• **STATED GOAL**: Exactly as written, quote every line that follows, skipping the images.
##### RECORDS FOR PROCESSING #####
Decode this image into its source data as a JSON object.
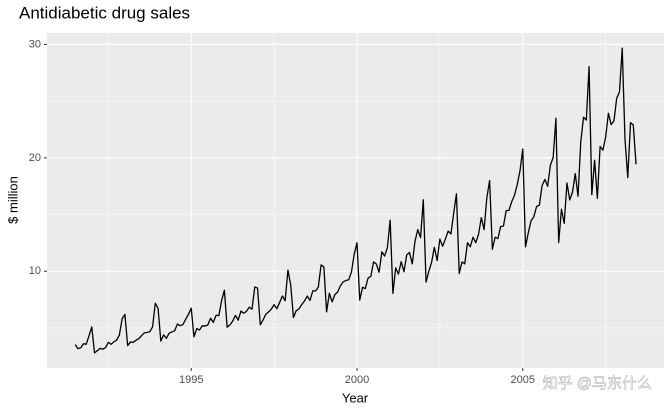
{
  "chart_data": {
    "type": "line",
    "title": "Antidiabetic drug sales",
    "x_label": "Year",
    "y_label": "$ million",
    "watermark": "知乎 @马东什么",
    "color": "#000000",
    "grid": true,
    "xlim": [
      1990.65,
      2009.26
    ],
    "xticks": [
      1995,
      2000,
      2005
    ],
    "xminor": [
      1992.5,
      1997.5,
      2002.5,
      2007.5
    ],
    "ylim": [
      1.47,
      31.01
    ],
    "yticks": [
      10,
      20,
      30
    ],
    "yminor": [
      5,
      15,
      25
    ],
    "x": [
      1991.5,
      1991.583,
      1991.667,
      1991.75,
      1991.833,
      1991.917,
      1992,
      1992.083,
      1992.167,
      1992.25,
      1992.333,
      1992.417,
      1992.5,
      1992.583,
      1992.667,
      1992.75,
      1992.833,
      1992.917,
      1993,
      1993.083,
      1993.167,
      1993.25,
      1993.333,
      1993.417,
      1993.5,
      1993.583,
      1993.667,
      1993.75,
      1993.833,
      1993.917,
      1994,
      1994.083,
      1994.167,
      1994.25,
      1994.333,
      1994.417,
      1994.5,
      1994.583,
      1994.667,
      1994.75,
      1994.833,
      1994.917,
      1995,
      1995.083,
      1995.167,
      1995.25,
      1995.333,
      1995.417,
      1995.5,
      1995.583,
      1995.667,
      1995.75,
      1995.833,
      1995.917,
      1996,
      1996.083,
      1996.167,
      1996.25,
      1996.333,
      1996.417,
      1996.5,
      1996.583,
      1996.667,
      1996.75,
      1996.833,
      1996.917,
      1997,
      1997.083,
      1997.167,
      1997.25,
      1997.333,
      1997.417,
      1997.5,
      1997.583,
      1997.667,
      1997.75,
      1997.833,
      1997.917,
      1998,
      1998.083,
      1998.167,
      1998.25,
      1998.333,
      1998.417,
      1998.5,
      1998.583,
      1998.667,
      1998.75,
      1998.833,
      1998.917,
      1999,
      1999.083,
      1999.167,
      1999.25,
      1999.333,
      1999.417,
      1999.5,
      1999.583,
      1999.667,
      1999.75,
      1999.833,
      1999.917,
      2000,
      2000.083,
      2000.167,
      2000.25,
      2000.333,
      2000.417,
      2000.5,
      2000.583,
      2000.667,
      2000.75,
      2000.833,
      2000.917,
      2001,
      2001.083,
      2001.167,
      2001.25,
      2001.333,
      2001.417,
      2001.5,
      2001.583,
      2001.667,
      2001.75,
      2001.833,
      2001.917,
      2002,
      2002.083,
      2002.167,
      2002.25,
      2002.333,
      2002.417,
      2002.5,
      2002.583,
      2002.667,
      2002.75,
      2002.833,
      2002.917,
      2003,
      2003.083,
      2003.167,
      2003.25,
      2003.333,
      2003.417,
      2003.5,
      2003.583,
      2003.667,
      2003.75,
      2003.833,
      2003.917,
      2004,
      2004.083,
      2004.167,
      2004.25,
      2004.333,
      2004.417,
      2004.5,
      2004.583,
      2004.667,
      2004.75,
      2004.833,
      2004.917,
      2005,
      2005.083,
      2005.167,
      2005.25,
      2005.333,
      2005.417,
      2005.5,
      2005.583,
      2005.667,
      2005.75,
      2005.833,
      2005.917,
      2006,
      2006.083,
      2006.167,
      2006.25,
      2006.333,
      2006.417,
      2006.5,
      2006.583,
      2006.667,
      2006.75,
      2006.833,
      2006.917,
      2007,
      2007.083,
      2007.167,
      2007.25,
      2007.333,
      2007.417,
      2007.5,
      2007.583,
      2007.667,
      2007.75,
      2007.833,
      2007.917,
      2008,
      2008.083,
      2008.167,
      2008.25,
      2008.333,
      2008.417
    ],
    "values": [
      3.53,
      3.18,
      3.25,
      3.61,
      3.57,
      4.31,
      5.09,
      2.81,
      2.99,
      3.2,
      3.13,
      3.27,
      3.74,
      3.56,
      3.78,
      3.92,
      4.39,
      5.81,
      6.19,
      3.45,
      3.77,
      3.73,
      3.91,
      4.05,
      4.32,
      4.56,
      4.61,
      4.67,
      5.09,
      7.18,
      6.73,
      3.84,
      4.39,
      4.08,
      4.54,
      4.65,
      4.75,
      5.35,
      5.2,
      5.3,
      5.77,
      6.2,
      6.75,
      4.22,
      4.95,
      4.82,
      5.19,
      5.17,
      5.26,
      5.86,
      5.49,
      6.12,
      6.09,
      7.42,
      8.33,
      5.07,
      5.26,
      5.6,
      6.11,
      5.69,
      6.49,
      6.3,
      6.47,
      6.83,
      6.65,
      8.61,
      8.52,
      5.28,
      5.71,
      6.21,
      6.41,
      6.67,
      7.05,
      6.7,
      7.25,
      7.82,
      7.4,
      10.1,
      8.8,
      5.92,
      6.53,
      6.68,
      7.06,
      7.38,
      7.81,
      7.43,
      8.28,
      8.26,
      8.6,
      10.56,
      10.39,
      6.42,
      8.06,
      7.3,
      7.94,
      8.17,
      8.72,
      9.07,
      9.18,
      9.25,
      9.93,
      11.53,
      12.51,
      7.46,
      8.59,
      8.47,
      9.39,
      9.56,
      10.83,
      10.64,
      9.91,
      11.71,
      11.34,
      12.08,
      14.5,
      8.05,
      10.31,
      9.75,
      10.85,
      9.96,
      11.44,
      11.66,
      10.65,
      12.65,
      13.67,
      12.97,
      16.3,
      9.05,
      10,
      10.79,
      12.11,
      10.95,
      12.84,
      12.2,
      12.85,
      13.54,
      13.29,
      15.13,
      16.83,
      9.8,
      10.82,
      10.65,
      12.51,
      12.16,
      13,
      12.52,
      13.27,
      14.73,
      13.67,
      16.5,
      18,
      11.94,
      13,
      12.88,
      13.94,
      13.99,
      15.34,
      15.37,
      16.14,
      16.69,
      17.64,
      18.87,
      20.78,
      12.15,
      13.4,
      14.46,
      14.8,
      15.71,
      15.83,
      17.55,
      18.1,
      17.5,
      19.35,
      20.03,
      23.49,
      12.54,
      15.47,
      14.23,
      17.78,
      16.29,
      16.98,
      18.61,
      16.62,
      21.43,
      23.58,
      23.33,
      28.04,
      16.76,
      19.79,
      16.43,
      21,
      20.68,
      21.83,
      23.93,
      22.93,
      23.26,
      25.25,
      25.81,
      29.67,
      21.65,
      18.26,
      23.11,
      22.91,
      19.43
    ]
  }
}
#####
• **RESPONSE TO THIS EXERCISE**:
Decode this image into its source data as a JSON object.
{
  "chart_data": {
    "type": "line",
    "title": "Antidiabetic drug sales",
    "x_label": "Year",
    "y_label": "$ million",
    "watermark": "知乎 @马东什么",
    "color": "#000000",
    "grid": true,
    "xlim": [
      1990.65,
      2009.26
    ],
    "xticks": [
      1995,
      2000,
      2005
    ],
    "xminor": [
      1992.5,
      1997.5,
      2002.5,
      2007.5
    ],
    "ylim": [
      1.47,
      31.01
    ],
    "yticks": [
      10,
      20,
      30
    ],
    "yminor": [
      5,
      15,
      25
    ],
    "x": [
      1991.5,
      1991.583,
      1991.667,
      1991.75,
      1991.833,
      1991.917,
      1992,
      1992.083,
      1992.167,
      1992.25,
      1992.333,
      1992.417,
      1992.5,
      1992.583,
      1992.667,
      1992.75,
      1992.833,
      1992.917,
      1993,
      1993.083,
      1993.167,
      1993.25,
      1993.333,
      1993.417,
      1993.5,
      1993.583,
      1993.667,
      1993.75,
      1993.833,
      1993.917,
      1994,
      1994.083,
      1994.167,
      1994.25,
      1994.333,
      1994.417,
      1994.5,
      1994.583,
      1994.667,
      1994.75,
      1994.833,
      1994.917,
      1995,
      1995.083,
      1995.167,
      1995.25,
      1995.333,
      1995.417,
      1995.5,
      1995.583,
      1995.667,
      1995.75,
      1995.833,
      1995.917,
      1996,
      1996.083,
      1996.167,
      1996.25,
      1996.333,
      1996.417,
      1996.5,
      1996.583,
      1996.667,
      1996.75,
      1996.833,
      1996.917,
      1997,
      1997.083,
      1997.167,
      1997.25,
      1997.333,
      1997.417,
      1997.5,
      1997.583,
      1997.667,
      1997.75,
      1997.833,
      1997.917,
      1998,
      1998.083,
      1998.167,
      1998.25,
      1998.333,
      1998.417,
      1998.5,
      1998.583,
      1998.667,
      1998.75,
      1998.833,
      1998.917,
      1999,
      1999.083,
      1999.167,
      1999.25,
      1999.333,
      1999.417,
      1999.5,
      1999.583,
      1999.667,
      1999.75,
      1999.833,
      1999.917,
      2000,
      2000.083,
      2000.167,
      2000.25,
      2000.333,
      2000.417,
      2000.5,
      2000.583,
      2000.667,
      2000.75,
      2000.833,
      2000.917,
      2001,
      2001.083,
      2001.167,
      2001.25,
      2001.333,
      2001.417,
      2001.5,
      2001.583,
      2001.667,
      2001.75,
      2001.833,
      2001.917,
      2002,
      2002.083,
      2002.167,
      2002.25,
      2002.333,
      2002.417,
      2002.5,
      2002.583,
      2002.667,
      2002.75,
      2002.833,
      2002.917,
      2003,
      2003.083,
      2003.167,
      2003.25,
      2003.333,
      2003.417,
      2003.5,
      2003.583,
      2003.667,
      2003.75,
      2003.833,
      2003.917,
      2004,
      2004.083,
      2004.167,
      2004.25,
      2004.333,
      2004.417,
      2004.5,
      2004.583,
      2004.667,
      2004.75,
      2004.833,
      2004.917,
      2005,
      2005.083,
      2005.167,
      2005.25,
      2005.333,
      2005.417,
      2005.5,
      2005.583,
      2005.667,
      2005.75,
      2005.833,
      2005.917,
      2006,
      2006.083,
      2006.167,
      2006.25,
      2006.333,
      2006.417,
      2006.5,
      2006.583,
      2006.667,
      2006.75,
      2006.833,
      2006.917,
      2007,
      2007.083,
      2007.167,
      2007.25,
      2007.333,
      2007.417,
      2007.5,
      2007.583,
      2007.667,
      2007.75,
      2007.833,
      2007.917,
      2008,
      2008.083,
      2008.167,
      2008.25,
      2008.333,
      2008.417
    ],
    "values": [
      3.53,
      3.18,
      3.25,
      3.61,
      3.57,
      4.31,
      5.09,
      2.81,
      2.99,
      3.2,
      3.13,
      3.27,
      3.74,
      3.56,
      3.78,
      3.92,
      4.39,
      5.81,
      6.19,
      3.45,
      3.77,
      3.73,
      3.91,
      4.05,
      4.32,
      4.56,
      4.61,
      4.67,
      5.09,
      7.18,
      6.73,
      3.84,
      4.39,
      4.08,
      4.54,
      4.65,
      4.75,
      5.35,
      5.2,
      5.3,
      5.77,
      6.2,
      6.75,
      4.22,
      4.95,
      4.82,
      5.19,
      5.17,
      5.26,
      5.86,
      5.49,
      6.12,
      6.09,
      7.42,
      8.33,
      5.07,
      5.26,
      5.6,
      6.11,
      5.69,
      6.49,
      6.3,
      6.47,
      6.83,
      6.65,
      8.61,
      8.52,
      5.28,
      5.71,
      6.21,
      6.41,
      6.67,
      7.05,
      6.7,
      7.25,
      7.82,
      7.4,
      10.1,
      8.8,
      5.92,
      6.53,
      6.68,
      7.06,
      7.38,
      7.81,
      7.43,
      8.28,
      8.26,
      8.6,
      10.56,
      10.39,
      6.42,
      8.06,
      7.3,
      7.94,
      8.17,
      8.72,
      9.07,
      9.18,
      9.25,
      9.93,
      11.53,
      12.51,
      7.46,
      8.59,
      8.47,
      9.39,
      9.56,
      10.83,
      10.64,
      9.91,
      11.71,
      11.34,
      12.08,
      14.5,
      8.05,
      10.31,
      9.75,
      10.85,
      9.96,
      11.44,
      11.66,
      10.65,
      12.65,
      13.67,
      12.97,
      16.3,
      9.05,
      10,
      10.79,
      12.11,
      10.95,
      12.84,
      12.2,
      12.85,
      13.54,
      13.29,
      15.13,
      16.83,
      9.8,
      10.82,
      10.65,
      12.51,
      12.16,
      13,
      12.52,
      13.27,
      14.73,
      13.67,
      16.5,
      18,
      11.94,
      13,
      12.88,
      13.94,
      13.99,
      15.34,
      15.37,
      16.14,
      16.69,
      17.64,
      18.87,
      20.78,
      12.15,
      13.4,
      14.46,
      14.8,
      15.71,
      15.83,
      17.55,
      18.1,
      17.5,
      19.35,
      20.03,
      23.49,
      12.54,
      15.47,
      14.23,
      17.78,
      16.29,
      16.98,
      18.61,
      16.62,
      21.43,
      23.58,
      23.33,
      28.04,
      16.76,
      19.79,
      16.43,
      21,
      20.68,
      21.83,
      23.93,
      22.93,
      23.26,
      25.25,
      25.81,
      29.67,
      21.65,
      18.26,
      23.11,
      22.91,
      19.43
    ]
  }
}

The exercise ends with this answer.